*GOAL*:
Every line of the material that follows must be printed again exactly.
[begin RECORDS SUPPLIED]
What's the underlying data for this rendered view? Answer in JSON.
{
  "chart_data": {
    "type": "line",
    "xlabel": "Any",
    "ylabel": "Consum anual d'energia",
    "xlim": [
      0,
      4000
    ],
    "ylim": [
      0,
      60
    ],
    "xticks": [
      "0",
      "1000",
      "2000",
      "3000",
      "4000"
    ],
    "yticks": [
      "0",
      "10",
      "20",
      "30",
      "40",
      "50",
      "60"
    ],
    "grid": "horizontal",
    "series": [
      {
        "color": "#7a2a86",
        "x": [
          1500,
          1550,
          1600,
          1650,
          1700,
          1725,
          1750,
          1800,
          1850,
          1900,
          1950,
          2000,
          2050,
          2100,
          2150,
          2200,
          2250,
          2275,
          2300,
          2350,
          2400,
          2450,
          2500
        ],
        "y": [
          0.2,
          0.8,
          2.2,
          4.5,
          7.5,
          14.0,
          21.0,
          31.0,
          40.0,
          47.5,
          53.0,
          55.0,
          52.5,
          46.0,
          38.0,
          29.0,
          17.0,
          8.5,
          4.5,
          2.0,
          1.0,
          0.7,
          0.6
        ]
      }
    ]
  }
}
[end RECORDS SUPPLIED]
*EXERCISE OUTPUT*:
What's the underlying data for this rendered view? Answer in JSON.
{
  "chart_data": {
    "type": "line",
    "xlabel": "Any",
    "ylabel": "Consum anual d'energia",
    "xlim": [
      0,
      4000
    ],
    "ylim": [
      0,
      60
    ],
    "xticks": [
      "0",
      "1000",
      "2000",
      "3000",
      "4000"
    ],
    "yticks": [
      "0",
      "10",
      "20",
      "30",
      "40",
      "50",
      "60"
    ],
    "grid": "horizontal",
    "series": [
      {
        "color": "#7a2a86",
        "x": [
          1500,
          1550,
          1600,
          1650,
          1700,
          1725,
          1750,
          1800,
          1850,
          1900,
          1950,
          2000,
          2050,
          2100,
          2150,
          2200,
          2250,
          2275,
          2300,
          2350,
          2400,
          2450,
          2500
        ],
        "y": [
          0.2,
          0.8,
          2.2,
          4.5,
          7.5,
          14.0,
          21.0,
          31.0,
          40.0,
          47.5,
          53.0,
          55.0,
          52.5,
          46.0,
          38.0,
          29.0,
          17.0,
          8.5,
          4.5,
          2.0,
          1.0,
          0.7,
          0.6
        ]
      }
    ]
  }
}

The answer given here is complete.